Dataset records on visual material:
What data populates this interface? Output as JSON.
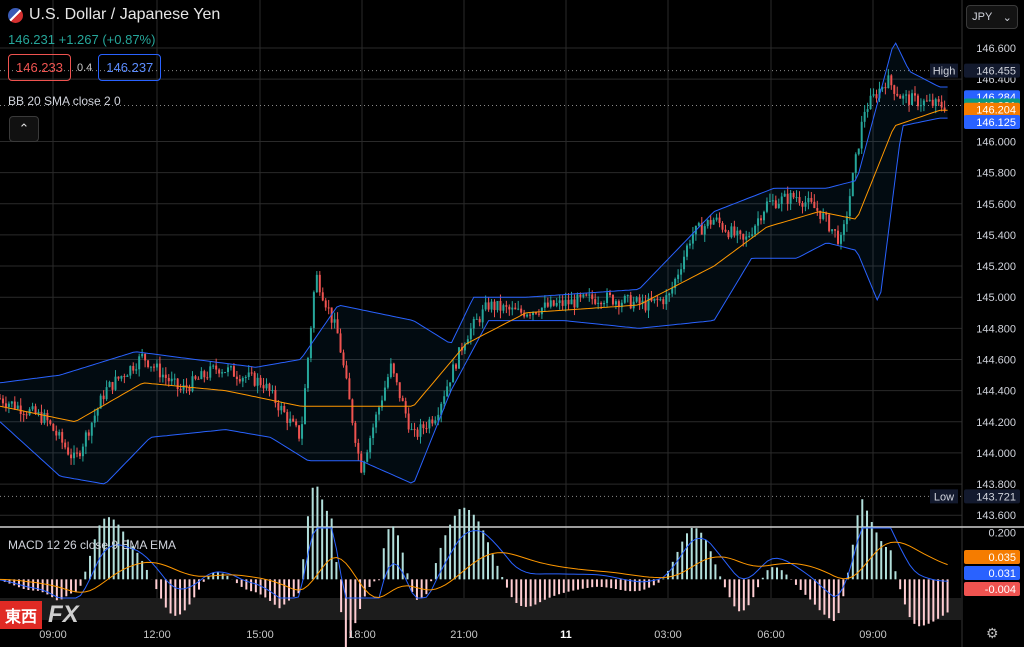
{
  "header": {
    "title": "U.S. Dollar / Japanese Yen",
    "change_text": "146.231 +1.267 (+0.87%)",
    "sell_price": "146.233",
    "spread": "0.4",
    "buy_price": "146.237"
  },
  "currency_select": {
    "value": "JPY",
    "caret": "⌄"
  },
  "collapse_button": {
    "label": "⌃"
  },
  "indicators": {
    "bb_label": "BB 20 SMA close 2 0",
    "macd_label": "MACD 12 26 close 9 EMA EMA"
  },
  "logo": {
    "text1": "東西",
    "text2": "FX"
  },
  "colors": {
    "up": "#26a69a",
    "down": "#ef5350",
    "bb_band": "#2962ff",
    "bb_basis": "#ff9800",
    "macd_line": "#2962ff",
    "signal_line": "#ff9800"
  },
  "chart_data": {
    "type": "candlestick",
    "y_ticks": [
      "146.600",
      "146.400",
      "146.000",
      "145.800",
      "145.600",
      "145.400",
      "145.200",
      "145.000",
      "144.800",
      "144.600",
      "144.400",
      "144.200",
      "144.000",
      "143.800",
      "143.600"
    ],
    "ylim": [
      143.55,
      146.78
    ],
    "x_ticks": [
      "09:00",
      "12:00",
      "15:00",
      "18:00",
      "21:00",
      "11",
      "03:00",
      "06:00",
      "09:00"
    ],
    "xlim": [
      "09:00",
      "10:30 (next day)"
    ],
    "price_labels": [
      {
        "label": "High",
        "value": "146.455",
        "color": "#131a2e",
        "text_color": "#d1d4dc"
      },
      {
        "label": "",
        "value": "146.284",
        "color": "#2962ff",
        "text_color": "#ffffff"
      },
      {
        "label": "",
        "value": "146.231",
        "sub": "03:02",
        "color": "#089981",
        "text_color": "#ffffff"
      },
      {
        "label": "",
        "value": "146.204",
        "color": "#f57c00",
        "text_color": "#ffffff"
      },
      {
        "label": "",
        "value": "146.125",
        "color": "#2962ff",
        "text_color": "#ffffff"
      },
      {
        "label": "Low",
        "value": "143.721",
        "color": "#131a2e",
        "text_color": "#d1d4dc"
      }
    ],
    "price_path": [
      [
        0,
        144.35
      ],
      [
        6,
        144.22
      ],
      [
        10,
        143.95
      ],
      [
        14,
        144.4
      ],
      [
        19,
        144.62
      ],
      [
        24,
        144.4
      ],
      [
        29,
        144.55
      ],
      [
        35,
        144.45
      ],
      [
        40,
        144.1
      ],
      [
        42,
        145.15
      ],
      [
        45,
        144.75
      ],
      [
        48,
        143.9
      ],
      [
        52,
        144.55
      ],
      [
        55,
        144.1
      ],
      [
        58,
        144.25
      ],
      [
        62,
        144.75
      ],
      [
        65,
        144.95
      ],
      [
        69,
        144.9
      ],
      [
        74,
        144.95
      ],
      [
        80,
        145.0
      ],
      [
        86,
        144.95
      ],
      [
        89,
        145.0
      ],
      [
        92,
        145.4
      ],
      [
        95,
        145.5
      ],
      [
        99,
        145.35
      ],
      [
        102,
        145.6
      ],
      [
        106,
        145.65
      ],
      [
        109,
        145.55
      ],
      [
        112,
        145.35
      ],
      [
        115,
        146.2
      ],
      [
        118,
        146.4
      ],
      [
        120,
        146.28
      ],
      [
        125,
        146.23
      ]
    ],
    "x_total": 128,
    "bb_upper_vals": [
      [
        0,
        144.45
      ],
      [
        8,
        144.5
      ],
      [
        18,
        144.65
      ],
      [
        26,
        144.6
      ],
      [
        34,
        144.55
      ],
      [
        40,
        144.6
      ],
      [
        45,
        144.95
      ],
      [
        55,
        144.85
      ],
      [
        60,
        144.7
      ],
      [
        63,
        145.0
      ],
      [
        70,
        145.0
      ],
      [
        85,
        145.05
      ],
      [
        95,
        145.55
      ],
      [
        103,
        145.7
      ],
      [
        110,
        145.7
      ],
      [
        114,
        145.75
      ],
      [
        119,
        146.65
      ],
      [
        121,
        146.45
      ],
      [
        125,
        146.35
      ]
    ],
    "bb_lower_vals": [
      [
        0,
        144.2
      ],
      [
        8,
        143.85
      ],
      [
        14,
        143.8
      ],
      [
        20,
        144.1
      ],
      [
        30,
        144.15
      ],
      [
        36,
        144.1
      ],
      [
        41,
        143.95
      ],
      [
        48,
        143.95
      ],
      [
        55,
        143.8
      ],
      [
        60,
        144.4
      ],
      [
        65,
        144.85
      ],
      [
        75,
        144.85
      ],
      [
        85,
        144.8
      ],
      [
        95,
        144.85
      ],
      [
        100,
        145.25
      ],
      [
        106,
        145.25
      ],
      [
        110,
        145.35
      ],
      [
        114,
        145.3
      ],
      [
        117,
        144.95
      ],
      [
        120,
        146.1
      ],
      [
        125,
        146.15
      ]
    ],
    "bb_basis_vals": [
      [
        0,
        144.3
      ],
      [
        10,
        144.2
      ],
      [
        19,
        144.45
      ],
      [
        30,
        144.4
      ],
      [
        40,
        144.3
      ],
      [
        48,
        144.3
      ],
      [
        55,
        144.3
      ],
      [
        62,
        144.7
      ],
      [
        70,
        144.9
      ],
      [
        85,
        144.95
      ],
      [
        95,
        145.2
      ],
      [
        102,
        145.45
      ],
      [
        109,
        145.55
      ],
      [
        114,
        145.5
      ],
      [
        119,
        146.1
      ],
      [
        125,
        146.2
      ]
    ],
    "macd": {
      "y_ticks": [
        "0.200"
      ],
      "ylim": [
        -0.08,
        0.22
      ],
      "labels": [
        {
          "value": "0.035",
          "color": "#f57c00"
        },
        {
          "value": "0.031",
          "color": "#2962ff"
        },
        {
          "value": "-0.004",
          "color": "#ef5350"
        }
      ]
    }
  }
}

DIRECTIONS: Write the records out once more, exactly as they appear, with no pictures.

THE ANSWER:
What data populates this interface? Output as JSON.
{
  "header": {
    "title": "U.S. Dollar / Japanese Yen",
    "change_text": "146.231 +1.267 (+0.87%)",
    "sell_price": "146.233",
    "spread": "0.4",
    "buy_price": "146.237"
  },
  "currency_select": {
    "value": "JPY",
    "caret": "⌄"
  },
  "collapse_button": {
    "label": "⌃"
  },
  "indicators": {
    "bb_label": "BB 20 SMA close 2 0",
    "macd_label": "MACD 12 26 close 9 EMA EMA"
  },
  "logo": {
    "text1": "東西",
    "text2": "FX"
  },
  "colors": {
    "up": "#26a69a",
    "down": "#ef5350",
    "bb_band": "#2962ff",
    "bb_basis": "#ff9800",
    "macd_line": "#2962ff",
    "signal_line": "#ff9800"
  },
  "chart_data": {
    "type": "candlestick",
    "y_ticks": [
      "146.600",
      "146.400",
      "146.000",
      "145.800",
      "145.600",
      "145.400",
      "145.200",
      "145.000",
      "144.800",
      "144.600",
      "144.400",
      "144.200",
      "144.000",
      "143.800",
      "143.600"
    ],
    "ylim": [
      143.55,
      146.78
    ],
    "x_ticks": [
      "09:00",
      "12:00",
      "15:00",
      "18:00",
      "21:00",
      "11",
      "03:00",
      "06:00",
      "09:00"
    ],
    "xlim": [
      "09:00",
      "10:30 (next day)"
    ],
    "price_labels": [
      {
        "label": "High",
        "value": "146.455",
        "color": "#131a2e",
        "text_color": "#d1d4dc"
      },
      {
        "label": "",
        "value": "146.284",
        "color": "#2962ff",
        "text_color": "#ffffff"
      },
      {
        "label": "",
        "value": "146.231",
        "sub": "03:02",
        "color": "#089981",
        "text_color": "#ffffff"
      },
      {
        "label": "",
        "value": "146.204",
        "color": "#f57c00",
        "text_color": "#ffffff"
      },
      {
        "label": "",
        "value": "146.125",
        "color": "#2962ff",
        "text_color": "#ffffff"
      },
      {
        "label": "Low",
        "value": "143.721",
        "color": "#131a2e",
        "text_color": "#d1d4dc"
      }
    ],
    "price_path": [
      [
        0,
        144.35
      ],
      [
        6,
        144.22
      ],
      [
        10,
        143.95
      ],
      [
        14,
        144.4
      ],
      [
        19,
        144.62
      ],
      [
        24,
        144.4
      ],
      [
        29,
        144.55
      ],
      [
        35,
        144.45
      ],
      [
        40,
        144.1
      ],
      [
        42,
        145.15
      ],
      [
        45,
        144.75
      ],
      [
        48,
        143.9
      ],
      [
        52,
        144.55
      ],
      [
        55,
        144.1
      ],
      [
        58,
        144.25
      ],
      [
        62,
        144.75
      ],
      [
        65,
        144.95
      ],
      [
        69,
        144.9
      ],
      [
        74,
        144.95
      ],
      [
        80,
        145.0
      ],
      [
        86,
        144.95
      ],
      [
        89,
        145.0
      ],
      [
        92,
        145.4
      ],
      [
        95,
        145.5
      ],
      [
        99,
        145.35
      ],
      [
        102,
        145.6
      ],
      [
        106,
        145.65
      ],
      [
        109,
        145.55
      ],
      [
        112,
        145.35
      ],
      [
        115,
        146.2
      ],
      [
        118,
        146.4
      ],
      [
        120,
        146.28
      ],
      [
        125,
        146.23
      ]
    ],
    "x_total": 128,
    "bb_upper_vals": [
      [
        0,
        144.45
      ],
      [
        8,
        144.5
      ],
      [
        18,
        144.65
      ],
      [
        26,
        144.6
      ],
      [
        34,
        144.55
      ],
      [
        40,
        144.6
      ],
      [
        45,
        144.95
      ],
      [
        55,
        144.85
      ],
      [
        60,
        144.7
      ],
      [
        63,
        145.0
      ],
      [
        70,
        145.0
      ],
      [
        85,
        145.05
      ],
      [
        95,
        145.55
      ],
      [
        103,
        145.7
      ],
      [
        110,
        145.7
      ],
      [
        114,
        145.75
      ],
      [
        119,
        146.65
      ],
      [
        121,
        146.45
      ],
      [
        125,
        146.35
      ]
    ],
    "bb_lower_vals": [
      [
        0,
        144.2
      ],
      [
        8,
        143.85
      ],
      [
        14,
        143.8
      ],
      [
        20,
        144.1
      ],
      [
        30,
        144.15
      ],
      [
        36,
        144.1
      ],
      [
        41,
        143.95
      ],
      [
        48,
        143.95
      ],
      [
        55,
        143.8
      ],
      [
        60,
        144.4
      ],
      [
        65,
        144.85
      ],
      [
        75,
        144.85
      ],
      [
        85,
        144.8
      ],
      [
        95,
        144.85
      ],
      [
        100,
        145.25
      ],
      [
        106,
        145.25
      ],
      [
        110,
        145.35
      ],
      [
        114,
        145.3
      ],
      [
        117,
        144.95
      ],
      [
        120,
        146.1
      ],
      [
        125,
        146.15
      ]
    ],
    "bb_basis_vals": [
      [
        0,
        144.3
      ],
      [
        10,
        144.2
      ],
      [
        19,
        144.45
      ],
      [
        30,
        144.4
      ],
      [
        40,
        144.3
      ],
      [
        48,
        144.3
      ],
      [
        55,
        144.3
      ],
      [
        62,
        144.7
      ],
      [
        70,
        144.9
      ],
      [
        85,
        144.95
      ],
      [
        95,
        145.2
      ],
      [
        102,
        145.45
      ],
      [
        109,
        145.55
      ],
      [
        114,
        145.5
      ],
      [
        119,
        146.1
      ],
      [
        125,
        146.2
      ]
    ],
    "macd": {
      "y_ticks": [
        "0.200"
      ],
      "ylim": [
        -0.08,
        0.22
      ],
      "labels": [
        {
          "value": "0.035",
          "color": "#f57c00"
        },
        {
          "value": "0.031",
          "color": "#2962ff"
        },
        {
          "value": "-0.004",
          "color": "#ef5350"
        }
      ]
    }
  }
}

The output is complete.